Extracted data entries

:::::

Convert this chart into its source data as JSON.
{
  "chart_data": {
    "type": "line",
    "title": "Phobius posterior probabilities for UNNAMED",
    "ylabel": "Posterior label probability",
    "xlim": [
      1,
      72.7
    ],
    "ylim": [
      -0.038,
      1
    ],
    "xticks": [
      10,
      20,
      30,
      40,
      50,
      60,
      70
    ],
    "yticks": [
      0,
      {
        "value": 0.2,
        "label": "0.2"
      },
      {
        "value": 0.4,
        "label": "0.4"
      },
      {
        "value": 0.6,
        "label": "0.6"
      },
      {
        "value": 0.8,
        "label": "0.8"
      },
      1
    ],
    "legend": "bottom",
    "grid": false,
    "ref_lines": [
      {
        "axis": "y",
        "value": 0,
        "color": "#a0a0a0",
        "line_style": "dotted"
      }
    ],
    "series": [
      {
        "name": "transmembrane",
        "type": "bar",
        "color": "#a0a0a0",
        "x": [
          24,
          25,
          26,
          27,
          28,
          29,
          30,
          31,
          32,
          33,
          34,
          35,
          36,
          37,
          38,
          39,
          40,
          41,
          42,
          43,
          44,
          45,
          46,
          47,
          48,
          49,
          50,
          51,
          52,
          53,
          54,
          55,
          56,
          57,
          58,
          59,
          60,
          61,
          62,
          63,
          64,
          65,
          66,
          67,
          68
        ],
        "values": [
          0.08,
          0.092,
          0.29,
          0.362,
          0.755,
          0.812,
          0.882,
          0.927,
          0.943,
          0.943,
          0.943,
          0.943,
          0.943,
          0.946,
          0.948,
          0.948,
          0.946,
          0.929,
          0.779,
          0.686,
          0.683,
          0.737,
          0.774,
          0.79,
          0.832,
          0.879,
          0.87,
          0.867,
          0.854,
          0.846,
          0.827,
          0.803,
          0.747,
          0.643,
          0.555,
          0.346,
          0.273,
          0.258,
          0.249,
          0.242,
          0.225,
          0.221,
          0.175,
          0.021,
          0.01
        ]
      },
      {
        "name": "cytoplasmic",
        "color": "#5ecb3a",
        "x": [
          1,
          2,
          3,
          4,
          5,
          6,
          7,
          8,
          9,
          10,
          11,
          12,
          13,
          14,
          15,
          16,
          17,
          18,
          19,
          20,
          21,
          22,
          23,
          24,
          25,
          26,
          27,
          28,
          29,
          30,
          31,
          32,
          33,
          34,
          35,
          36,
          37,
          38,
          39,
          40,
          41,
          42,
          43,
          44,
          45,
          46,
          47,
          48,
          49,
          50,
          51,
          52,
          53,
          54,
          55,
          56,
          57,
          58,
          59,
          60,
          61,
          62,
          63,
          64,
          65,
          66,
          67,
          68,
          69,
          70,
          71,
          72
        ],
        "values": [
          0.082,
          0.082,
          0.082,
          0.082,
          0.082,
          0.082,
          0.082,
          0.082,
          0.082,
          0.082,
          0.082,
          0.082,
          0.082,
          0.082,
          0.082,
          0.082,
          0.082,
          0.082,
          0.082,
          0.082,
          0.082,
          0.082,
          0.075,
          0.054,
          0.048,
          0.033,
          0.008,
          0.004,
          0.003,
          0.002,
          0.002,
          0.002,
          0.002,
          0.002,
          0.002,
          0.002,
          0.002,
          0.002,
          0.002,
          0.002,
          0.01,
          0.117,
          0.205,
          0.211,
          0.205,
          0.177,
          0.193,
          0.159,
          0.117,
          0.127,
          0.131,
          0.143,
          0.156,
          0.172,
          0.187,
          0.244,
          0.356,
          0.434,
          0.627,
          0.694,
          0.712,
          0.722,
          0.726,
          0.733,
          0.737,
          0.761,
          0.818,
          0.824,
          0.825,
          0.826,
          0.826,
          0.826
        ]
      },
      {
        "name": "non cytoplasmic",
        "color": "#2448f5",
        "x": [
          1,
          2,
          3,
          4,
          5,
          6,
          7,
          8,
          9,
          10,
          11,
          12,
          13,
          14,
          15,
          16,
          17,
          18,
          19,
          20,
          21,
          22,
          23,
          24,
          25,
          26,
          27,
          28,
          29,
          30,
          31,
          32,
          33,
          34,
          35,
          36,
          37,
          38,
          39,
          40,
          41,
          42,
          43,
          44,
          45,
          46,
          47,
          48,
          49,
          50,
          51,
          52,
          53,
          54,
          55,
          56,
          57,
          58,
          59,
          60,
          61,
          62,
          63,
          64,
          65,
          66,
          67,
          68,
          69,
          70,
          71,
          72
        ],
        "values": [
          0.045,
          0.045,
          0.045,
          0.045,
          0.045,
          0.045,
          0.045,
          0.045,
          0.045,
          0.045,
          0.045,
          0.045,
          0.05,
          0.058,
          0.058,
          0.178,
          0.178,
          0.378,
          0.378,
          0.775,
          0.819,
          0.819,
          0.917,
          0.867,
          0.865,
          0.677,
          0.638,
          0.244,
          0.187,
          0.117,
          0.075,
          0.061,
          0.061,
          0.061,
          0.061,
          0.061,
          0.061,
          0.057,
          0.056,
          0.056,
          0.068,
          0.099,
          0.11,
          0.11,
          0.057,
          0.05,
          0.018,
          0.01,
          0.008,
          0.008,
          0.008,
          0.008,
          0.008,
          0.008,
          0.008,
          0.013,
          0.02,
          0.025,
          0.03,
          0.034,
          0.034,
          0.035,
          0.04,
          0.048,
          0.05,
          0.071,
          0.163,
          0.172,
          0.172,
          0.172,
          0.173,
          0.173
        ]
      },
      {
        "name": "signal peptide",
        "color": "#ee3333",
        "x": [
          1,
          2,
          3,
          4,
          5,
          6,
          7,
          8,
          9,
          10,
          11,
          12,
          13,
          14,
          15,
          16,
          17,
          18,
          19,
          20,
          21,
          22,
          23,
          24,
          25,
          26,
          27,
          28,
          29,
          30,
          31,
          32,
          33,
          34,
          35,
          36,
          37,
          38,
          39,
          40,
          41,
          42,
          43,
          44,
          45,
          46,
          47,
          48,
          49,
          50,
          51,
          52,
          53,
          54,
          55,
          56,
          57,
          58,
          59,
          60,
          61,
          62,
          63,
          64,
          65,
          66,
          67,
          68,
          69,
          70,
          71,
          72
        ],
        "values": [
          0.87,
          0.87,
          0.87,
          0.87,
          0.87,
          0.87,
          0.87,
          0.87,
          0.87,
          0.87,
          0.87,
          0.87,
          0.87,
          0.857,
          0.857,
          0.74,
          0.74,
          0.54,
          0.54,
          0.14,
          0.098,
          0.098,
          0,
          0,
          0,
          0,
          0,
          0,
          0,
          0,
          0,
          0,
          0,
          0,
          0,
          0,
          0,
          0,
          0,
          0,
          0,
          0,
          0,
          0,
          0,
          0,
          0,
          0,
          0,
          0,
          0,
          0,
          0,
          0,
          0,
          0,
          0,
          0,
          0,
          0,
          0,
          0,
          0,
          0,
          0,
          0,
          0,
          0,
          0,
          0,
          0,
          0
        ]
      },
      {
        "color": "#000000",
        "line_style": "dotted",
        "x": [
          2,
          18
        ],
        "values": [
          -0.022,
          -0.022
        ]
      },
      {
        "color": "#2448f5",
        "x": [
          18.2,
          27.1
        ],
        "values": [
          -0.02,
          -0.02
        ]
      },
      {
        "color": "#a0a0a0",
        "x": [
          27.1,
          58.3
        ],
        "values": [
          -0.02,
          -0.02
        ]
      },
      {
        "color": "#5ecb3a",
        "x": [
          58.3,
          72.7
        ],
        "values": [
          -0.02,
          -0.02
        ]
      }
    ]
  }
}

:::::

* [Exercise goal]: Restate the full data above, keeping each word intact.

* [Task response]:
Convert this chart into its source data as JSON.
{
  "chart_data": {
    "type": "line",
    "title": "Phobius posterior probabilities for UNNAMED",
    "ylabel": "Posterior label probability",
    "xlim": [
      1,
      72.7
    ],
    "ylim": [
      -0.038,
      1
    ],
    "xticks": [
      10,
      20,
      30,
      40,
      50,
      60,
      70
    ],
    "yticks": [
      0,
      {
        "value": 0.2,
        "label": "0.2"
      },
      {
        "value": 0.4,
        "label": "0.4"
      },
      {
        "value": 0.6,
        "label": "0.6"
      },
      {
        "value": 0.8,
        "label": "0.8"
      },
      1
    ],
    "legend": "bottom",
    "grid": false,
    "ref_lines": [
      {
        "axis": "y",
        "value": 0,
        "color": "#a0a0a0",
        "line_style": "dotted"
      }
    ],
    "series": [
      {
        "name": "transmembrane",
        "type": "bar",
        "color": "#a0a0a0",
        "x": [
          24,
          25,
          26,
          27,
          28,
          29,
          30,
          31,
          32,
          33,
          34,
          35,
          36,
          37,
          38,
          39,
          40,
          41,
          42,
          43,
          44,
          45,
          46,
          47,
          48,
          49,
          50,
          51,
          52,
          53,
          54,
          55,
          56,
          57,
          58,
          59,
          60,
          61,
          62,
          63,
          64,
          65,
          66,
          67,
          68
        ],
        "values": [
          0.08,
          0.092,
          0.29,
          0.362,
          0.755,
          0.812,
          0.882,
          0.927,
          0.943,
          0.943,
          0.943,
          0.943,
          0.943,
          0.946,
          0.948,
          0.948,
          0.946,
          0.929,
          0.779,
          0.686,
          0.683,
          0.737,
          0.774,
          0.79,
          0.832,
          0.879,
          0.87,
          0.867,
          0.854,
          0.846,
          0.827,
          0.803,
          0.747,
          0.643,
          0.555,
          0.346,
          0.273,
          0.258,
          0.249,
          0.242,
          0.225,
          0.221,
          0.175,
          0.021,
          0.01
        ]
      },
      {
        "name": "cytoplasmic",
        "color": "#5ecb3a",
        "x": [
          1,
          2,
          3,
          4,
          5,
          6,
          7,
          8,
          9,
          10,
          11,
          12,
          13,
          14,
          15,
          16,
          17,
          18,
          19,
          20,
          21,
          22,
          23,
          24,
          25,
          26,
          27,
          28,
          29,
          30,
          31,
          32,
          33,
          34,
          35,
          36,
          37,
          38,
          39,
          40,
          41,
          42,
          43,
          44,
          45,
          46,
          47,
          48,
          49,
          50,
          51,
          52,
          53,
          54,
          55,
          56,
          57,
          58,
          59,
          60,
          61,
          62,
          63,
          64,
          65,
          66,
          67,
          68,
          69,
          70,
          71,
          72
        ],
        "values": [
          0.082,
          0.082,
          0.082,
          0.082,
          0.082,
          0.082,
          0.082,
          0.082,
          0.082,
          0.082,
          0.082,
          0.082,
          0.082,
          0.082,
          0.082,
          0.082,
          0.082,
          0.082,
          0.082,
          0.082,
          0.082,
          0.082,
          0.075,
          0.054,
          0.048,
          0.033,
          0.008,
          0.004,
          0.003,
          0.002,
          0.002,
          0.002,
          0.002,
          0.002,
          0.002,
          0.002,
          0.002,
          0.002,
          0.002,
          0.002,
          0.01,
          0.117,
          0.205,
          0.211,
          0.205,
          0.177,
          0.193,
          0.159,
          0.117,
          0.127,
          0.131,
          0.143,
          0.156,
          0.172,
          0.187,
          0.244,
          0.356,
          0.434,
          0.627,
          0.694,
          0.712,
          0.722,
          0.726,
          0.733,
          0.737,
          0.761,
          0.818,
          0.824,
          0.825,
          0.826,
          0.826,
          0.826
        ]
      },
      {
        "name": "non cytoplasmic",
        "color": "#2448f5",
        "x": [
          1,
          2,
          3,
          4,
          5,
          6,
          7,
          8,
          9,
          10,
          11,
          12,
          13,
          14,
          15,
          16,
          17,
          18,
          19,
          20,
          21,
          22,
          23,
          24,
          25,
          26,
          27,
          28,
          29,
          30,
          31,
          32,
          33,
          34,
          35,
          36,
          37,
          38,
          39,
          40,
          41,
          42,
          43,
          44,
          45,
          46,
          47,
          48,
          49,
          50,
          51,
          52,
          53,
          54,
          55,
          56,
          57,
          58,
          59,
          60,
          61,
          62,
          63,
          64,
          65,
          66,
          67,
          68,
          69,
          70,
          71,
          72
        ],
        "values": [
          0.045,
          0.045,
          0.045,
          0.045,
          0.045,
          0.045,
          0.045,
          0.045,
          0.045,
          0.045,
          0.045,
          0.045,
          0.05,
          0.058,
          0.058,
          0.178,
          0.178,
          0.378,
          0.378,
          0.775,
          0.819,
          0.819,
          0.917,
          0.867,
          0.865,
          0.677,
          0.638,
          0.244,
          0.187,
          0.117,
          0.075,
          0.061,
          0.061,
          0.061,
          0.061,
          0.061,
          0.061,
          0.057,
          0.056,
          0.056,
          0.068,
          0.099,
          0.11,
          0.11,
          0.057,
          0.05,
          0.018,
          0.01,
          0.008,
          0.008,
          0.008,
          0.008,
          0.008,
          0.008,
          0.008,
          0.013,
          0.02,
          0.025,
          0.03,
          0.034,
          0.034,
          0.035,
          0.04,
          0.048,
          0.05,
          0.071,
          0.163,
          0.172,
          0.172,
          0.172,
          0.173,
          0.173
        ]
      },
      {
        "name": "signal peptide",
        "color": "#ee3333",
        "x": [
          1,
          2,
          3,
          4,
          5,
          6,
          7,
          8,
          9,
          10,
          11,
          12,
          13,
          14,
          15,
          16,
          17,
          18,
          19,
          20,
          21,
          22,
          23,
          24,
          25,
          26,
          27,
          28,
          29,
          30,
          31,
          32,
          33,
          34,
          35,
          36,
          37,
          38,
          39,
          40,
          41,
          42,
          43,
          44,
          45,
          46,
          47,
          48,
          49,
          50,
          51,
          52,
          53,
          54,
          55,
          56,
          57,
          58,
          59,
          60,
          61,
          62,
          63,
          64,
          65,
          66,
          67,
          68,
          69,
          70,
          71,
          72
        ],
        "values": [
          0.87,
          0.87,
          0.87,
          0.87,
          0.87,
          0.87,
          0.87,
          0.87,
          0.87,
          0.87,
          0.87,
          0.87,
          0.87,
          0.857,
          0.857,
          0.74,
          0.74,
          0.54,
          0.54,
          0.14,
          0.098,
          0.098,
          0,
          0,
          0,
          0,
          0,
          0,
          0,
          0,
          0,
          0,
          0,
          0,
          0,
          0,
          0,
          0,
          0,
          0,
          0,
          0,
          0,
          0,
          0,
          0,
          0,
          0,
          0,
          0,
          0,
          0,
          0,
          0,
          0,
          0,
          0,
          0,
          0,
          0,
          0,
          0,
          0,
          0,
          0,
          0,
          0,
          0,
          0,
          0,
          0,
          0
        ]
      },
      {
        "color": "#000000",
        "line_style": "dotted",
        "x": [
          2,
          18
        ],
        "values": [
          -0.022,
          -0.022
        ]
      },
      {
        "color": "#2448f5",
        "x": [
          18.2,
          27.1
        ],
        "values": [
          -0.02,
          -0.02
        ]
      },
      {
        "color": "#a0a0a0",
        "x": [
          27.1,
          58.3
        ],
        "values": [
          -0.02,
          -0.02
        ]
      },
      {
        "color": "#5ecb3a",
        "x": [
          58.3,
          72.7
        ],
        "values": [
          -0.02,
          -0.02
        ]
      }
    ]
  }
}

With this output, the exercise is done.